• Dataset records:
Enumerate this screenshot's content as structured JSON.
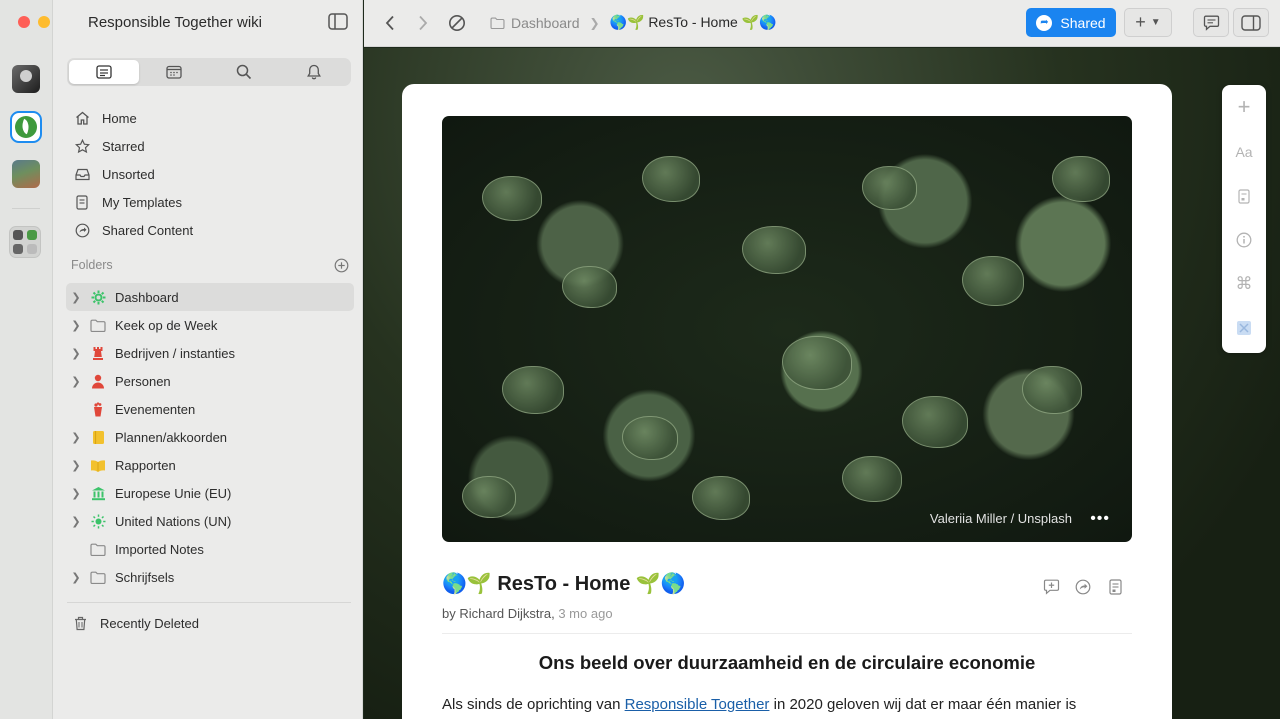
{
  "window": {
    "title": "Responsible Together wiki"
  },
  "spaces": [
    {
      "name": "space-1-icon"
    },
    {
      "name": "space-2-icon"
    },
    {
      "name": "space-3-icon"
    },
    {
      "name": "space-4-icon"
    }
  ],
  "sidebar": {
    "tabs": [
      "notes-icon",
      "calendar-icon",
      "search-icon",
      "bell-icon"
    ],
    "nav": [
      {
        "label": "Home",
        "icon": "home-icon"
      },
      {
        "label": "Starred",
        "icon": "star-icon"
      },
      {
        "label": "Unsorted",
        "icon": "inbox-icon"
      },
      {
        "label": "My Templates",
        "icon": "template-icon"
      },
      {
        "label": "Shared Content",
        "icon": "share-icon"
      }
    ],
    "folders_label": "Folders",
    "folders": [
      {
        "label": "Dashboard",
        "icon": "gear-icon",
        "color": "#3cc36a"
      },
      {
        "label": "Keek op de Week",
        "icon": "folder-icon",
        "color": "#8a8a8a"
      },
      {
        "label": "Bedrijven / instanties",
        "icon": "chess-rook-icon",
        "color": "#e0473a"
      },
      {
        "label": "Personen",
        "icon": "person-icon",
        "color": "#e0473a"
      },
      {
        "label": "Evenementen",
        "icon": "party-icon",
        "color": "#e0473a"
      },
      {
        "label": "Plannen/akkoorden",
        "icon": "notebook-icon",
        "color": "#f2c12e"
      },
      {
        "label": "Rapporten",
        "icon": "book-icon",
        "color": "#f2c12e"
      },
      {
        "label": "Europese Unie (EU)",
        "icon": "bank-icon",
        "color": "#3cc36a"
      },
      {
        "label": "United Nations (UN)",
        "icon": "sun-icon",
        "color": "#3cc36a"
      },
      {
        "label": "Imported Notes",
        "icon": "folder-icon",
        "color": "#8a8a8a"
      },
      {
        "label": "Schrijfsels",
        "icon": "folder-icon",
        "color": "#8a8a8a"
      }
    ],
    "recently_deleted": "Recently Deleted"
  },
  "toolbar": {
    "breadcrumb_parent": "Dashboard",
    "breadcrumb_current": "🌎🌱 ResTo - Home 🌱🌎",
    "shared_label": "Shared"
  },
  "document": {
    "cover_credit": "Valeriia Miller / Unsplash",
    "title": "🌎🌱 ResTo - Home 🌱🌎",
    "by_prefix": "by",
    "author": "Richard Dijkstra",
    "age": "3 mo ago",
    "heading": "Ons beeld over duurzaamheid en de circulaire economie",
    "para_start": "Als sinds de oprichting van",
    "para_link": "Responsible Together",
    "para_end": "in 2020 geloven wij dat er maar één manier is"
  },
  "right_toolbar": [
    "plus-icon",
    "font-icon",
    "document-icon",
    "info-icon",
    "command-icon",
    "mini-cover-icon"
  ],
  "right_toolbar_font_label": "Aa",
  "colors": {
    "accent": "#1a84f0",
    "sidebar_bg": "#ebebea"
  }
}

• Given exercise: Make an exact copy of the data, leaving its pictures out.

• Solution for this exercise:
Enumerate this screenshot's content as structured JSON.
{
  "window": {
    "title": "Responsible Together wiki"
  },
  "spaces": [
    {
      "name": "space-1-icon"
    },
    {
      "name": "space-2-icon"
    },
    {
      "name": "space-3-icon"
    },
    {
      "name": "space-4-icon"
    }
  ],
  "sidebar": {
    "tabs": [
      "notes-icon",
      "calendar-icon",
      "search-icon",
      "bell-icon"
    ],
    "nav": [
      {
        "label": "Home",
        "icon": "home-icon"
      },
      {
        "label": "Starred",
        "icon": "star-icon"
      },
      {
        "label": "Unsorted",
        "icon": "inbox-icon"
      },
      {
        "label": "My Templates",
        "icon": "template-icon"
      },
      {
        "label": "Shared Content",
        "icon": "share-icon"
      }
    ],
    "folders_label": "Folders",
    "folders": [
      {
        "label": "Dashboard",
        "icon": "gear-icon",
        "color": "#3cc36a"
      },
      {
        "label": "Keek op de Week",
        "icon": "folder-icon",
        "color": "#8a8a8a"
      },
      {
        "label": "Bedrijven / instanties",
        "icon": "chess-rook-icon",
        "color": "#e0473a"
      },
      {
        "label": "Personen",
        "icon": "person-icon",
        "color": "#e0473a"
      },
      {
        "label": "Evenementen",
        "icon": "party-icon",
        "color": "#e0473a"
      },
      {
        "label": "Plannen/akkoorden",
        "icon": "notebook-icon",
        "color": "#f2c12e"
      },
      {
        "label": "Rapporten",
        "icon": "book-icon",
        "color": "#f2c12e"
      },
      {
        "label": "Europese Unie (EU)",
        "icon": "bank-icon",
        "color": "#3cc36a"
      },
      {
        "label": "United Nations (UN)",
        "icon": "sun-icon",
        "color": "#3cc36a"
      },
      {
        "label": "Imported Notes",
        "icon": "folder-icon",
        "color": "#8a8a8a"
      },
      {
        "label": "Schrijfsels",
        "icon": "folder-icon",
        "color": "#8a8a8a"
      }
    ],
    "recently_deleted": "Recently Deleted"
  },
  "toolbar": {
    "breadcrumb_parent": "Dashboard",
    "breadcrumb_current": "🌎🌱 ResTo - Home 🌱🌎",
    "shared_label": "Shared"
  },
  "document": {
    "cover_credit": "Valeriia Miller / Unsplash",
    "title": "🌎🌱 ResTo - Home 🌱🌎",
    "by_prefix": "by",
    "author": "Richard Dijkstra",
    "age": "3 mo ago",
    "heading": "Ons beeld over duurzaamheid en de circulaire economie",
    "para_start": "Als sinds de oprichting van",
    "para_link": "Responsible Together",
    "para_end": "in 2020 geloven wij dat er maar één manier is"
  },
  "right_toolbar": [
    "plus-icon",
    "font-icon",
    "document-icon",
    "info-icon",
    "command-icon",
    "mini-cover-icon"
  ],
  "right_toolbar_font_label": "Aa",
  "colors": {
    "accent": "#1a84f0",
    "sidebar_bg": "#ebebea"
  }
}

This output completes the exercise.